TEXTO EXTRAÍDO:
Quemaron dólares con furia destructiva y bailaron alrededor de esas
fogatas anticapitalistas en unos aquelarres subversivos; organizaron
comedores gratuitos con generosidad no caritativa sino igualitaria;
tomaron la calle con un teatro guerrilla, un teatro de fuerte contenido
brechtiano, que quiso movilizar conciencias y desvirtuar las
esclerotizadas fronteras entre actores y espectadores; montaron las
mayores orgías libertarias de los sentidos rompiendo los tabúes morales y
haciendo trizas las hipócritas convenciones sociales de su tiempo.
Todo
esto, sin miedo a los arrestos, a las críticas, a las maledicencias, lo
hicieron los Diggers, movimiento contracultural muy influyente del
pasado siglo XX, un colectivo de espíritu anónimo, de tintes
milenaristas, que con sus acciones radicalmente originales,
revolucionariamente creativas, buscaron construir en la tierra y no en
el cielo una nueva sociedad más justa, más feliz, más humana. Tomaron su
nombre de unos intrépidos y empobrecidos campesinos ingleses del siglo
XVII, que se apropiaron del derecho a cultivar las tierras baldías de
sus rentistas señores. Ellos, como sus antecesores labriegos, también
socavaron unos siglos después los tambaleantes cimientos del sueño de
los poderosos, carcomidos por la podredumbre materialista, la rémora de
la competitividad y el amargor del belicismo.
En su teatro, los Diggers invitan a «cualquier loco de la calle» a venir a tomar un estofado caliente, a liberar las mercancías en sus tiendas gratuitas, a celebrar la Muerte del Dinero, etc. El teatro de los Diggers borra las fronteras entre el arte y la vida, entre el espectador y el actor, entre lo público y lo privado. Socava la autoridad bajo todas sus formas, sabotea la «identidad mental institucionalizada y fija» de cada uno y combina, en una palabra única y mágica, Free, el rechazo a la sociedad consumista y los deseos de liberación personal.

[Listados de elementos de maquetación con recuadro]
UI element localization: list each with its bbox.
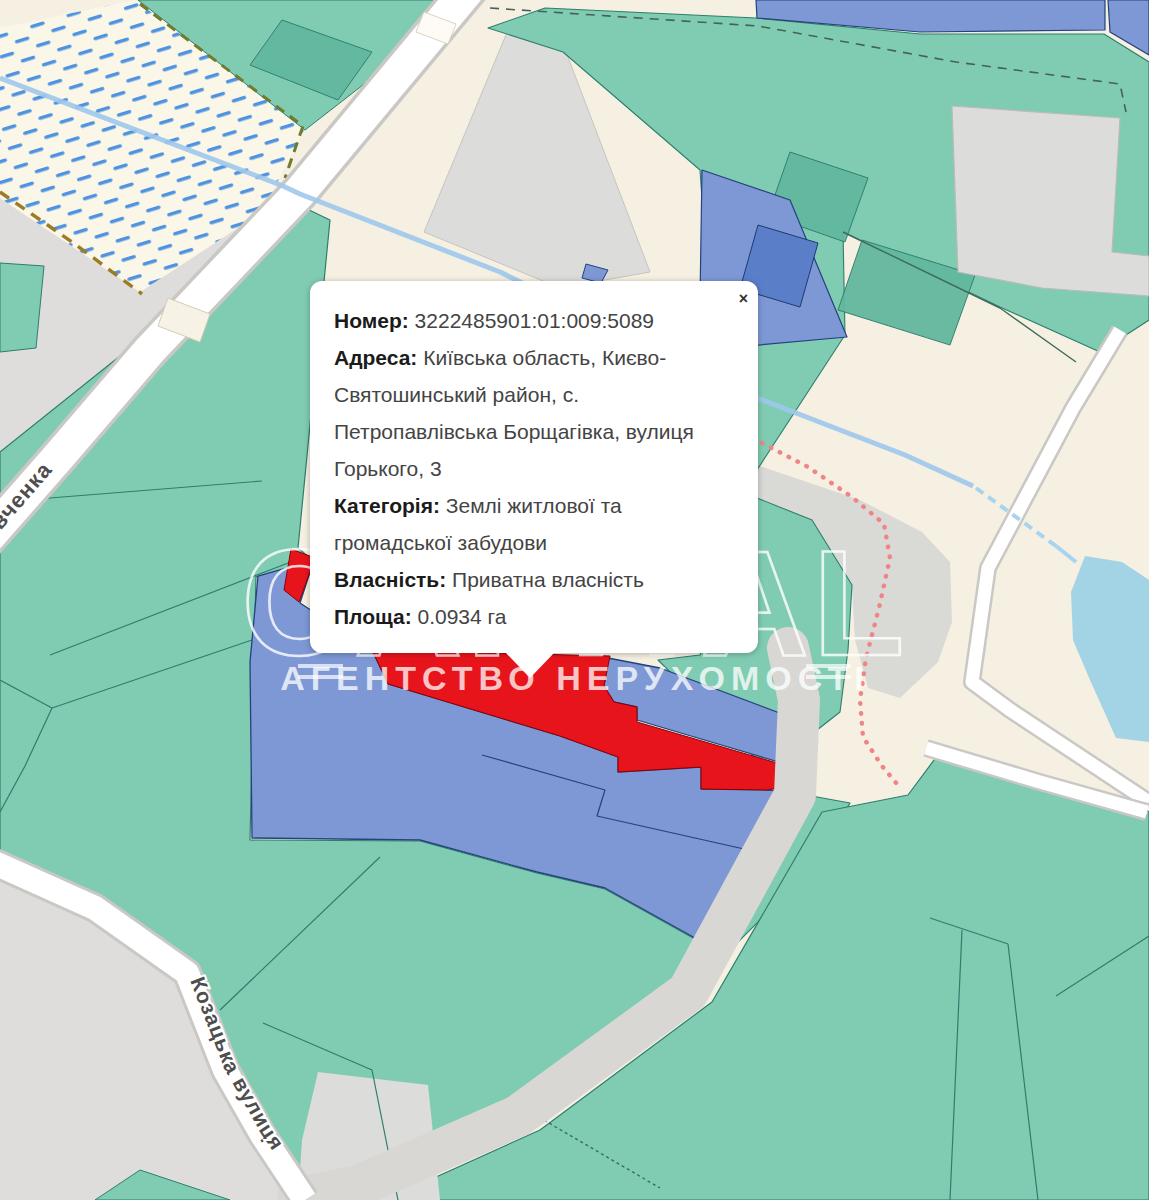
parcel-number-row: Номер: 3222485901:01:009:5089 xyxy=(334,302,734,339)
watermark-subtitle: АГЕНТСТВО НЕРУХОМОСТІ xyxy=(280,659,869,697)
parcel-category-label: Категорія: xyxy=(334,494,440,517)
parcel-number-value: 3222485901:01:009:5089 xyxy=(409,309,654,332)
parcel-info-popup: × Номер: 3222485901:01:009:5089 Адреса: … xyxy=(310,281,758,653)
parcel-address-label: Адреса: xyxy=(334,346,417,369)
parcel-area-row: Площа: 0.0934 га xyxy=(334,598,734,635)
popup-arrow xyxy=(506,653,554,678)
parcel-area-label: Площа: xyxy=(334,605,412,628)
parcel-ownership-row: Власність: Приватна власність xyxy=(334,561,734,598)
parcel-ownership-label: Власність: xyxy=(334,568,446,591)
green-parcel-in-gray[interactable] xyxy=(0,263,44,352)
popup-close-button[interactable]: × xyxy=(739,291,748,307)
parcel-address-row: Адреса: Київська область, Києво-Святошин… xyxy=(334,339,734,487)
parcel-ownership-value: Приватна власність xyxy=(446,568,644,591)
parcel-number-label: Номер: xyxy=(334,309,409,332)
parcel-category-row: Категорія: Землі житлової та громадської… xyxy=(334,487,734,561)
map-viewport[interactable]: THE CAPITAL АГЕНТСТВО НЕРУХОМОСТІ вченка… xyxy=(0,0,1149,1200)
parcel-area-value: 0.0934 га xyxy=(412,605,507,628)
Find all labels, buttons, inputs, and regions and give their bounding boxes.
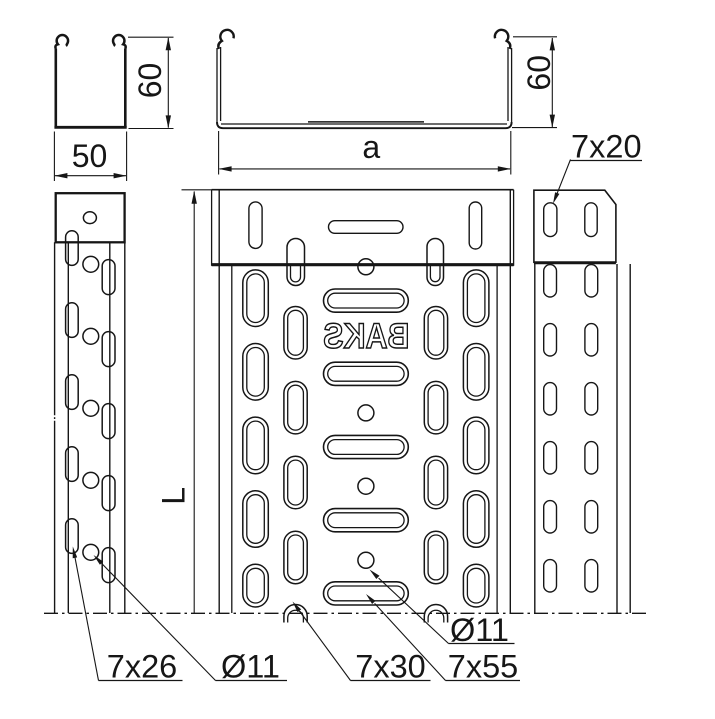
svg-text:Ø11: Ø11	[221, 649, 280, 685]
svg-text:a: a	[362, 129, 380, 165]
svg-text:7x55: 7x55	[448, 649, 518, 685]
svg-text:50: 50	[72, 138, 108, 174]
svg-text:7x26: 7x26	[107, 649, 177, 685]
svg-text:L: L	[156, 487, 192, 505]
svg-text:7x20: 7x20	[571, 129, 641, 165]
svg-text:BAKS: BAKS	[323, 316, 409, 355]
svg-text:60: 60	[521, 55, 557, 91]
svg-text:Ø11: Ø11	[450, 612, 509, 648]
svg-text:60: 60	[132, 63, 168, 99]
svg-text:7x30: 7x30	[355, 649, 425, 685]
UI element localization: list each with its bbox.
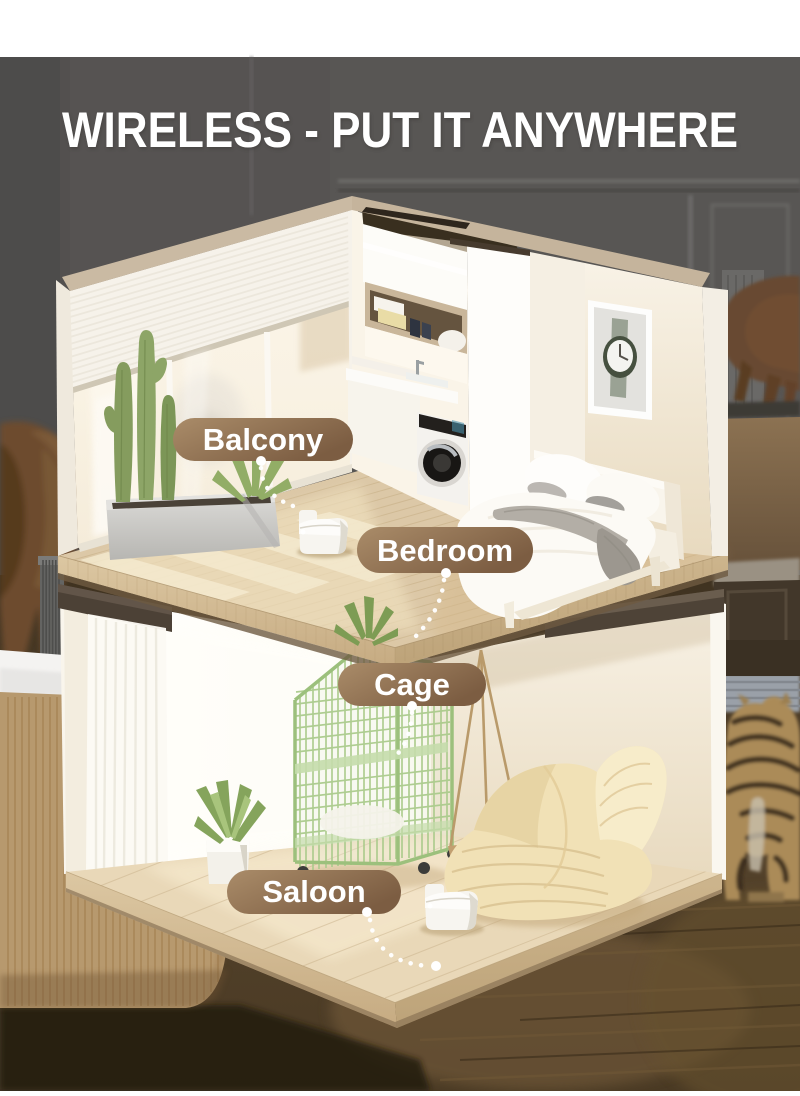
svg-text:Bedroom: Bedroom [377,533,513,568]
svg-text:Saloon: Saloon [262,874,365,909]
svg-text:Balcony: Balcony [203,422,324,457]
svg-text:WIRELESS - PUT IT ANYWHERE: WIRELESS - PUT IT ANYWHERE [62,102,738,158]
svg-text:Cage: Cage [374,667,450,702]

PROBLEMA A RESOLVER: Copia al pie de la letra, del texto sobre los Diggers, todo lo que va desde "Quemaron dólares con" hasta "de su tiempo.".

SOLUCIÓN DEL EJERCICIO:
Quemaron dólares con furia destructiva y bailaron alrededor de esas
fogatas anticapitalistas en unos aquelarres subversivos; organizaron
comedores gratuitos con generosidad no caritativa sino igualitaria;
tomaron la calle con un teatro guerrilla, un teatro de fuerte contenido
brechtiano, que quiso movilizar conciencias y desvirtuar las
esclerotizadas fronteras entre actores y espectadores; montaron las
mayores orgías libertarias de los sentidos rompiendo los tabúes morales y
haciendo trizas las hipócritas convenciones sociales de su tiempo.